■ **Raw data**
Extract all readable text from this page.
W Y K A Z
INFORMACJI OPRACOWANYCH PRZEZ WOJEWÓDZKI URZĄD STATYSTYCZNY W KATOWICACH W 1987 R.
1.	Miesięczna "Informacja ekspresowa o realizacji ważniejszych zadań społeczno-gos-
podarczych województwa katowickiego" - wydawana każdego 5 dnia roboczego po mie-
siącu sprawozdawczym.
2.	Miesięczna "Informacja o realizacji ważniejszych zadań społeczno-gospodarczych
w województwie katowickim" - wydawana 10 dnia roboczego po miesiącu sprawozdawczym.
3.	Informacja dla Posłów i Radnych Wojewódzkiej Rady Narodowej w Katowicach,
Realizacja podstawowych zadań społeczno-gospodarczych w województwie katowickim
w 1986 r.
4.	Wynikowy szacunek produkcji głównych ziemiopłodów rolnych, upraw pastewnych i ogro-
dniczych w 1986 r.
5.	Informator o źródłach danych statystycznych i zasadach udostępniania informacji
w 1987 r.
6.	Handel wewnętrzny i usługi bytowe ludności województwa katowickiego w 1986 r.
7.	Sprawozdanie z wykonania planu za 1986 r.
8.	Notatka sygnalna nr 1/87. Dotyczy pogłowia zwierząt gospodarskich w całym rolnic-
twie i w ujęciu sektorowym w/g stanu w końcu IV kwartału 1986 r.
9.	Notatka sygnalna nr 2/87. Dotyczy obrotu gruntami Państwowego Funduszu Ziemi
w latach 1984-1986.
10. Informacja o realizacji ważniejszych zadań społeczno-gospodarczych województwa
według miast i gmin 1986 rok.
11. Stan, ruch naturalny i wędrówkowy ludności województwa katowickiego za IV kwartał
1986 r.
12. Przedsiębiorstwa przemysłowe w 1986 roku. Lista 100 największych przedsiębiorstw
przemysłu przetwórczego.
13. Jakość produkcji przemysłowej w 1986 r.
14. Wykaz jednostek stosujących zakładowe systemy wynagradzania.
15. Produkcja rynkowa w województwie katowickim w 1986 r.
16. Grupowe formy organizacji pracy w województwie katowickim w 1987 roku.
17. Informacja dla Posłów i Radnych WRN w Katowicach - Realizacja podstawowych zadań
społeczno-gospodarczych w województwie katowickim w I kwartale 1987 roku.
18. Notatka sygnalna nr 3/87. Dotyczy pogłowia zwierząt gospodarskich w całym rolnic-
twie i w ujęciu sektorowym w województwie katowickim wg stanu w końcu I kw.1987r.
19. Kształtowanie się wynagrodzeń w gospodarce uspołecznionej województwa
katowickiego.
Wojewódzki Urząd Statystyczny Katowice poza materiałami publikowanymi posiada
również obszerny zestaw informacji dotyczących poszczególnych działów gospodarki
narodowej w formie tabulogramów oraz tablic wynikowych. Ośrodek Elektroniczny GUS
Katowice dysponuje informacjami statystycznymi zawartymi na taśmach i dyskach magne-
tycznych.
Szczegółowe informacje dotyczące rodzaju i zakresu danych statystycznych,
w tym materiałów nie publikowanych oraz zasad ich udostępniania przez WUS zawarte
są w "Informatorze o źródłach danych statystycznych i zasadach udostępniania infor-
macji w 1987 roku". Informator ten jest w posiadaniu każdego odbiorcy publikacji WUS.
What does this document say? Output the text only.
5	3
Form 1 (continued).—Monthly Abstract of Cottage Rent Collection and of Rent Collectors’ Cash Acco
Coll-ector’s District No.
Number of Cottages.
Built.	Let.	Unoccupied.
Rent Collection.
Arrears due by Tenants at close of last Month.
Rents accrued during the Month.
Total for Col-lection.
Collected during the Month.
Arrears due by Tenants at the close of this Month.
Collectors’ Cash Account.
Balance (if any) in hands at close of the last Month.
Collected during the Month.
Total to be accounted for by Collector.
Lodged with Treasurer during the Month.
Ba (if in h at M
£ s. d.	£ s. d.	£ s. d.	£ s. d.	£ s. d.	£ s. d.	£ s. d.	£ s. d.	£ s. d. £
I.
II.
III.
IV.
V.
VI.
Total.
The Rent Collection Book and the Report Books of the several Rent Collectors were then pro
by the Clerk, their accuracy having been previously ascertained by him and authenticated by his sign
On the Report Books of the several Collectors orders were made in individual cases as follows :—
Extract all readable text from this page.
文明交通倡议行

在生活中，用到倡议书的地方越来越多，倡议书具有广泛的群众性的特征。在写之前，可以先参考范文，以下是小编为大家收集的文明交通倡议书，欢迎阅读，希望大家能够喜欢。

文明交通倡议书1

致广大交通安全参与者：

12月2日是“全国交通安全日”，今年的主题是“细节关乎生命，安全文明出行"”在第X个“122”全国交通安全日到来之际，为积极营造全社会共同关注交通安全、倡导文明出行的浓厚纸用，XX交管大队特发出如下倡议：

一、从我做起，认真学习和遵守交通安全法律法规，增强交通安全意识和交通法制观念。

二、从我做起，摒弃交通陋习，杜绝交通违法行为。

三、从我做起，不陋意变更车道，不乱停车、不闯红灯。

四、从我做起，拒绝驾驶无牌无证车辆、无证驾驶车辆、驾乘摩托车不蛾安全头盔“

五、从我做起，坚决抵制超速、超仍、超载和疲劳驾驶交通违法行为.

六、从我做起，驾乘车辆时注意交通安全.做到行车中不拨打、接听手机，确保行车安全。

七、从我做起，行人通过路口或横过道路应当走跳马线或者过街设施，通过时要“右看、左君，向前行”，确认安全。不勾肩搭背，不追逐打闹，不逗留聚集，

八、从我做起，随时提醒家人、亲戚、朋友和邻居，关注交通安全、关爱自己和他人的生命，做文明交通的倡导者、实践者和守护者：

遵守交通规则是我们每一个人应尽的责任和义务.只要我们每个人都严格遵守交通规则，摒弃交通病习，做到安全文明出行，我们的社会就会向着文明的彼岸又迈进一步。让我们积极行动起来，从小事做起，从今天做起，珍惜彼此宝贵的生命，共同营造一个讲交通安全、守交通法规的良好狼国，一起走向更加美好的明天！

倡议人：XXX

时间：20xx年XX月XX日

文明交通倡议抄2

■ **Exercise goal**
Pull out each record as written and restate it exactly.

■ **Final answer**
Extract all readable text from this page.
W Y K A Z
INFORMACJI OPRACOWANYCH PRZEZ WOJEWÓDZKI URZĄD STATYSTYCZNY W KATOWICACH W 1987 R.
1.	Miesięczna "Informacja ekspresowa o realizacji ważniejszych zadań społeczno-gos-
podarczych województwa katowickiego" - wydawana każdego 5 dnia roboczego po mie-
siącu sprawozdawczym.
2.	Miesięczna "Informacja o realizacji ważniejszych zadań społeczno-gospodarczych
w województwie katowickim" - wydawana 10 dnia roboczego po miesiącu sprawozdawczym.
3.	Informacja dla Posłów i Radnych Wojewódzkiej Rady Narodowej w Katowicach,
Realizacja podstawowych zadań społeczno-gospodarczych w województwie katowickim
w 1986 r.
4.	Wynikowy szacunek produkcji głównych ziemiopłodów rolnych, upraw pastewnych i ogro-
dniczych w 1986 r.
5.	Informator o źródłach danych statystycznych i zasadach udostępniania informacji
w 1987 r.
6.	Handel wewnętrzny i usługi bytowe ludności województwa katowickiego w 1986 r.
7.	Sprawozdanie z wykonania planu za 1986 r.
8.	Notatka sygnalna nr 1/87. Dotyczy pogłowia zwierząt gospodarskich w całym rolnic-
twie i w ujęciu sektorowym w/g stanu w końcu IV kwartału 1986 r.
9.	Notatka sygnalna nr 2/87. Dotyczy obrotu gruntami Państwowego Funduszu Ziemi
w latach 1984-1986.
10. Informacja o realizacji ważniejszych zadań społeczno-gospodarczych województwa
według miast i gmin 1986 rok.
11. Stan, ruch naturalny i wędrówkowy ludności województwa katowickiego za IV kwartał
1986 r.
12. Przedsiębiorstwa przemysłowe w 1986 roku. Lista 100 największych przedsiębiorstw
przemysłu przetwórczego.
13. Jakość produkcji przemysłowej w 1986 r.
14. Wykaz jednostek stosujących zakładowe systemy wynagradzania.
15. Produkcja rynkowa w województwie katowickim w 1986 r.
16. Grupowe formy organizacji pracy w województwie katowickim w 1987 roku.
17. Informacja dla Posłów i Radnych WRN w Katowicach - Realizacja podstawowych zadań
społeczno-gospodarczych w województwie katowickim w I kwartale 1987 roku.
18. Notatka sygnalna nr 3/87. Dotyczy pogłowia zwierząt gospodarskich w całym rolnic-
twie i w ujęciu sektorowym w województwie katowickim wg stanu w końcu I kw.1987r.
19. Kształtowanie się wynagrodzeń w gospodarce uspołecznionej województwa
katowickiego.
Wojewódzki Urząd Statystyczny Katowice poza materiałami publikowanymi posiada
również obszerny zestaw informacji dotyczących poszczególnych działów gospodarki
narodowej w formie tabulogramów oraz tablic wynikowych. Ośrodek Elektroniczny GUS
Katowice dysponuje informacjami statystycznymi zawartymi na taśmach i dyskach magne-
tycznych.
Szczegółowe informacje dotyczące rodzaju i zakresu danych statystycznych,
w tym materiałów nie publikowanych oraz zasad ich udostępniania przez WUS zawarte
są w "Informatorze o źródłach danych statystycznych i zasadach udostępniania infor-
macji w 1987 roku". Informator ten jest w posiadaniu każdego odbiorcy publikacji WUS.
What does this document say? Output the text only.
5	3
Form 1 (continued).—Monthly Abstract of Cottage Rent Collection and of Rent Collectors’ Cash Acco
Coll-ector’s District No.
Number of Cottages.
Built.	Let.	Unoccupied.
Rent Collection.
Arrears due by Tenants at close of last Month.
Rents accrued during the Month.
Total for Col-lection.
Collected during the Month.
Arrears due by Tenants at the close of this Month.
Collectors’ Cash Account.
Balance (if any) in hands at close of the last Month.
Collected during the Month.
Total to be accounted for by Collector.
Lodged with Treasurer during the Month.
Ba (if in h at M
£ s. d.	£ s. d.	£ s. d.	£ s. d.	£ s. d.	£ s. d.	£ s. d.	£ s. d.	£ s. d. £
I.
II.
III.
IV.
V.
VI.
Total.
The Rent Collection Book and the Report Books of the several Rent Collectors were then pro
by the Clerk, their accuracy having been previously ascertained by him and authenticated by his sign
On the Report Books of the several Collectors orders were made in individual cases as follows :—
Extract all readable text from this page.
文明交通倡议行

在生活中，用到倡议书的地方越来越多，倡议书具有广泛的群众性的特征。在写之前，可以先参考范文，以下是小编为大家收集的文明交通倡议书，欢迎阅读，希望大家能够喜欢。

文明交通倡议书1

致广大交通安全参与者：

12月2日是“全国交通安全日”，今年的主题是“细节关乎生命，安全文明出行"”在第X个“122”全国交通安全日到来之际，为积极营造全社会共同关注交通安全、倡导文明出行的浓厚纸用，XX交管大队特发出如下倡议：

一、从我做起，认真学习和遵守交通安全法律法规，增强交通安全意识和交通法制观念。

二、从我做起，摒弃交通陋习，杜绝交通违法行为。

三、从我做起，不陋意变更车道，不乱停车、不闯红灯。

四、从我做起，拒绝驾驶无牌无证车辆、无证驾驶车辆、驾乘摩托车不蛾安全头盔“

五、从我做起，坚决抵制超速、超仍、超载和疲劳驾驶交通违法行为.

六、从我做起，驾乘车辆时注意交通安全.做到行车中不拨打、接听手机，确保行车安全。

七、从我做起，行人通过路口或横过道路应当走跳马线或者过街设施，通过时要“右看、左君，向前行”，确认安全。不勾肩搭背，不追逐打闹，不逗留聚集，

八、从我做起，随时提醒家人、亲戚、朋友和邻居，关注交通安全、关爱自己和他人的生命，做文明交通的倡导者、实践者和守护者：

遵守交通规则是我们每一个人应尽的责任和义务.只要我们每个人都严格遵守交通规则，摒弃交通病习，做到安全文明出行，我们的社会就会向着文明的彼岸又迈进一步。让我们积极行动起来，从小事做起，从今天做起，珍惜彼此宝贵的生命，共同营造一个讲交通安全、守交通法规的良好狼国，一起走向更加美好的明天！

倡议人：XXX

时间：20xx年XX月XX日

文明交通倡议抄2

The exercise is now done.